# Source document start

There are even some cards that are equally as impactful in hand or in grave. Consider Twin Twisters in Dinosaur decks. Discarding a Souleating Oviraptor for the cost of Twin Twisters is probably not a play you would be happy to make, because you are throwing away the card's usefulness. You would rather summon it and get the +1 its on-summon effect offers. For Oviraptor, the hand is a zone of much greater importance than the grave. You wouldn't feel the same about discarding a Miscellaneousaurus, though. Miscellaneousaurus has some use while it's in the hand; its discard effect is quite good for protecting the Dino deck's plays. But it has an even more powerful effect in the Graveyard, offering all sorts of options. The whole interaction looks like this:
- Activate Twin Twisters. Discard Miscellaneousaurus for cost. Target two of the opponent's Spells and Traps. (-1, overall -1)
- Destroy the targeted cards. (+2, +1)
- Twin Twisters is sent to Graveyard as a result of game mechanics. (-1, +0)
- After entering open gamestate on your turn, banish Miscellaneousaurus and a number of Dinosaur monsters from the Graveyard. (+0, +0)
- Special Summon a Dinosaur monster from the deck with a level equal to the number of banished monsters. (+1, +1)
So you got a +1 that both contributed to your board presence and weakened your opponent's board presence? Wow!
Infernoids likewise can be looked at as potential +1s in the Graveyard, since the higher-level monsters like Infernoid Seitsemas and Infernoid Devyaty can be Special Summoned from hand or grave by the same exact method. It almost seems like a shame to not use these monsters to pay for a discard cost--summoning them from hand doesn't have the same impact!

# Source document end

--- Set task 1 ---
Answer from the card text:
(a) Which card's discard effect is described as good for protecting the Dino deck's plays?
(b) What sends Twin Twisters to the Graveyard?
(c) Which two higher-level Infernoid monsters are named?
The records below have no connection to the card text.

# Data for processing start

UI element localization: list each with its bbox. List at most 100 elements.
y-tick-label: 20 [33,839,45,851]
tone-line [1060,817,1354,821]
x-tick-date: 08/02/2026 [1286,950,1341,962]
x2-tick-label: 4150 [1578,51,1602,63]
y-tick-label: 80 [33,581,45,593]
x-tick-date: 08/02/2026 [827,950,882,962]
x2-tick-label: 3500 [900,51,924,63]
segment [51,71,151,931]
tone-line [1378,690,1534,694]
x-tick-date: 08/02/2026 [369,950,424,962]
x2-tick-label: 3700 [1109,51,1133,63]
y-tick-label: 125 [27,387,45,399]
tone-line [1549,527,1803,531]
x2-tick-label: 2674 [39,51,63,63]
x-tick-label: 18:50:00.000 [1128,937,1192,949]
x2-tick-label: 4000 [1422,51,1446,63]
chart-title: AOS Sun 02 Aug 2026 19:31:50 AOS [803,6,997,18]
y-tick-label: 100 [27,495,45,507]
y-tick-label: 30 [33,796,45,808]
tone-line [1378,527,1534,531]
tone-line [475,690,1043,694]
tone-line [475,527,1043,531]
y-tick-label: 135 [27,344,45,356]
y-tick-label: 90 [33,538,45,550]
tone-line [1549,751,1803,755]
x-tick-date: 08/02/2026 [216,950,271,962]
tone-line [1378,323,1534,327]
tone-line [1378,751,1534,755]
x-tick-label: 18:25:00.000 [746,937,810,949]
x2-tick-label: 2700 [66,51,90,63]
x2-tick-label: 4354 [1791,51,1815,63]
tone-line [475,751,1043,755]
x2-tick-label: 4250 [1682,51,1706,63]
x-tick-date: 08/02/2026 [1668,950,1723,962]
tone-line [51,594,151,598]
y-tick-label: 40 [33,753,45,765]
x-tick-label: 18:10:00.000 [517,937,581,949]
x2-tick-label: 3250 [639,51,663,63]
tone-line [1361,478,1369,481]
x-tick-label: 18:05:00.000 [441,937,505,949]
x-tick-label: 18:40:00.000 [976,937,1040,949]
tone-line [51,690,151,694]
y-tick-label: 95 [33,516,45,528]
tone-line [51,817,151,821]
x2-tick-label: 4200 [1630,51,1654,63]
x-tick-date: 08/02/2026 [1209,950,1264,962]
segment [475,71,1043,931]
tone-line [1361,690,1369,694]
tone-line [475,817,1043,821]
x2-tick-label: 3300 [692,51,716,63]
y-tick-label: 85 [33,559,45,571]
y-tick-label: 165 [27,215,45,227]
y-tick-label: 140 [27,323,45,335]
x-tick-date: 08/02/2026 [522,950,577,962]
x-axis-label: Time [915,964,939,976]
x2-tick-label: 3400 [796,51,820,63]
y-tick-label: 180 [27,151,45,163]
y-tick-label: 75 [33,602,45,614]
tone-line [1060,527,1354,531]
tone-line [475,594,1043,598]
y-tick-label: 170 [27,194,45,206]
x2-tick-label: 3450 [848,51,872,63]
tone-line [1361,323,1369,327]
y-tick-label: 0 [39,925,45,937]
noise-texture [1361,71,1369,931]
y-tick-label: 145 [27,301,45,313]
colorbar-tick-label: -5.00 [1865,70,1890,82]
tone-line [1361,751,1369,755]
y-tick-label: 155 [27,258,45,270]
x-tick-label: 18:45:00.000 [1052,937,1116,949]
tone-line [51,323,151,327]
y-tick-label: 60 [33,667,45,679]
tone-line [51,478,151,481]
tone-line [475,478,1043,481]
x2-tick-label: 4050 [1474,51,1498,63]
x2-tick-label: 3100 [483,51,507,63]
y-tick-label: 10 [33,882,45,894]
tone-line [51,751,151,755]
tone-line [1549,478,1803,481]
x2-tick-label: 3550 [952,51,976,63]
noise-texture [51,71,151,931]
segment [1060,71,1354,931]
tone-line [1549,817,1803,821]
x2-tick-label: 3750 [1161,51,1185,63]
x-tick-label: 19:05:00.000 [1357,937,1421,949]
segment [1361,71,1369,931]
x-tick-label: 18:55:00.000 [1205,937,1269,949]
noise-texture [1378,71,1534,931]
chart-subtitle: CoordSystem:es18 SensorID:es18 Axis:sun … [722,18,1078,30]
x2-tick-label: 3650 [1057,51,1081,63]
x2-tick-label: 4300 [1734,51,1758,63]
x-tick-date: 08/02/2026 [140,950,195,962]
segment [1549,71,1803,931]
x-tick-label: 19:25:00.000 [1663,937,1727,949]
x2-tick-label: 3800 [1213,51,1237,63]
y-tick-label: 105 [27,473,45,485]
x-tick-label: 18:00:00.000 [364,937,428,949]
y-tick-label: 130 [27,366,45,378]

# Data for processing end

--- Set task 2 ---
Rewrite the records from their first line through the line containing "x2-tick-label: 3300 [692,51,716,63]", inclusive, with "tone-line" replaced by "tone-trace" and nothing else changed.

--- Worked solution 1 ---
(a) Miscellaneousaurus
(b) Game mechanics
(c) Infernoid Seitsemas and Infernoid Devyaty

--- Worked solution 2 ---
UI element localization: list each with its bbox. List at most 100 elements.
y-tick-label: 20 [33,839,45,851]
tone-trace [1060,817,1354,821]
x-tick-date: 08/02/2026 [1286,950,1341,962]
x2-tick-label: 4150 [1578,51,1602,63]
y-tick-label: 80 [33,581,45,593]
x-tick-date: 08/02/2026 [827,950,882,962]
x2-tick-label: 3500 [900,51,924,63]
segment [51,71,151,931]
tone-trace [1378,690,1534,694]
x-tick-date: 08/02/2026 [369,950,424,962]
x2-tick-label: 3700 [1109,51,1133,63]
y-tick-label: 125 [27,387,45,399]
tone-trace [1549,527,1803,531]
x2-tick-label: 2674 [39,51,63,63]
x-tick-label: 18:50:00.000 [1128,937,1192,949]
x2-tick-label: 4000 [1422,51,1446,63]
chart-title: AOS Sun 02 Aug 2026 19:31:50 AOS [803,6,997,18]
y-tick-label: 100 [27,495,45,507]
y-tick-label: 30 [33,796,45,808]
tone-trace [1378,527,1534,531]
tone-trace [475,690,1043,694]
tone-trace [475,527,1043,531]
y-tick-label: 135 [27,344,45,356]
y-tick-label: 90 [33,538,45,550]
tone-trace [1549,751,1803,755]
x-tick-date: 08/02/2026 [216,950,271,962]
tone-trace [1378,323,1534,327]
tone-trace [1378,751,1534,755]
x-tick-label: 18:25:00.000 [746,937,810,949]
x2-tick-label: 2700 [66,51,90,63]
x2-tick-label: 4354 [1791,51,1815,63]
tone-trace [475,751,1043,755]
x2-tick-label: 4250 [1682,51,1706,63]
x-tick-date: 08/02/2026 [1668,950,1723,962]
tone-trace [51,594,151,598]
y-tick-label: 40 [33,753,45,765]
x-tick-label: 18:10:00.000 [517,937,581,949]
x2-tick-label: 3250 [639,51,663,63]
tone-trace [1361,478,1369,481]
x-tick-label: 18:05:00.000 [441,937,505,949]
x-tick-label: 18:40:00.000 [976,937,1040,949]
tone-trace [51,690,151,694]
y-tick-label: 95 [33,516,45,528]
tone-trace [51,817,151,821]
x2-tick-label: 4200 [1630,51,1654,63]
x-tick-date: 08/02/2026 [1209,950,1264,962]
segment [475,71,1043,931]
tone-trace [1361,690,1369,694]
tone-trace [475,817,1043,821]
x2-tick-label: 3300 [692,51,716,63]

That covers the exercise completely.